--- Supplied data ---
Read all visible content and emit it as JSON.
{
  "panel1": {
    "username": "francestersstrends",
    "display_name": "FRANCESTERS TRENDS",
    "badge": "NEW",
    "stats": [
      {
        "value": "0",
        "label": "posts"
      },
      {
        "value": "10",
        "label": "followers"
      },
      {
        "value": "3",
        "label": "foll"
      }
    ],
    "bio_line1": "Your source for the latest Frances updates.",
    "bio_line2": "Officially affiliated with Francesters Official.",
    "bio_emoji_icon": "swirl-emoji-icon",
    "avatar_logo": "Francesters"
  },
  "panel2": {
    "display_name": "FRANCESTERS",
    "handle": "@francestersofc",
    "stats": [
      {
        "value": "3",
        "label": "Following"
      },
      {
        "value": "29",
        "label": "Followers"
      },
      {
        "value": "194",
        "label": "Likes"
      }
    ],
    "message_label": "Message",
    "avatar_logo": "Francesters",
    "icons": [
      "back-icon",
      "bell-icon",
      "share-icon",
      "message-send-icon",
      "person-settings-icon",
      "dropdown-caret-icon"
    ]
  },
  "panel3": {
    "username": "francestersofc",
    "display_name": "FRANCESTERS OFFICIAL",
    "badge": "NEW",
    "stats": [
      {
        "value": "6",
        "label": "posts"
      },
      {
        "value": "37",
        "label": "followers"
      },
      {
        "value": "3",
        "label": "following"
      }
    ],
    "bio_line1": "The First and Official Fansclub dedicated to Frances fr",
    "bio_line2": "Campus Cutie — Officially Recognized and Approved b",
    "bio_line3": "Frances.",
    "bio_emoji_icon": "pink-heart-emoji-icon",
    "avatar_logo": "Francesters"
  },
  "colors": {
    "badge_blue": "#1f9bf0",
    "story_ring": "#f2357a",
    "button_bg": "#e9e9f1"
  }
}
---
Reproduce every line above without error.

Read all visible content and emit it as JSON.
{
  "panel1": {
    "username": "francestersstrends",
    "display_name": "FRANCESTERS TRENDS",
    "badge": "NEW",
    "stats": [
      {
        "value": "0",
        "label": "posts"
      },
      {
        "value": "10",
        "label": "followers"
      },
      {
        "value": "3",
        "label": "foll"
      }
    ],
    "bio_line1": "Your source for the latest Frances updates.",
    "bio_line2": "Officially affiliated with Francesters Official.",
    "bio_emoji_icon": "swirl-emoji-icon",
    "avatar_logo": "Francesters"
  },
  "panel2": {
    "display_name": "FRANCESTERS",
    "handle": "@francestersofc",
    "stats": [
      {
        "value": "3",
        "label": "Following"
      },
      {
        "value": "29",
        "label": "Followers"
      },
      {
        "value": "194",
        "label": "Likes"
      }
    ],
    "message_label": "Message",
    "avatar_logo": "Francesters",
    "icons": [
      "back-icon",
      "bell-icon",
      "share-icon",
      "message-send-icon",
      "person-settings-icon",
      "dropdown-caret-icon"
    ]
  },
  "panel3": {
    "username": "francestersofc",
    "display_name": "FRANCESTERS OFFICIAL",
    "badge": "NEW",
    "stats": [
      {
        "value": "6",
        "label": "posts"
      },
      {
        "value": "37",
        "label": "followers"
      },
      {
        "value": "3",
        "label": "following"
      }
    ],
    "bio_line1": "The First and Official Fansclub dedicated to Frances fr",
    "bio_line2": "Campus Cutie — Officially Recognized and Approved b",
    "bio_line3": "Frances.",
    "bio_emoji_icon": "pink-heart-emoji-icon",
    "avatar_logo": "Francesters"
  },
  "colors": {
    "badge_blue": "#1f9bf0",
    "story_ring": "#f2357a",
    "button_bg": "#e9e9f1"
  }
}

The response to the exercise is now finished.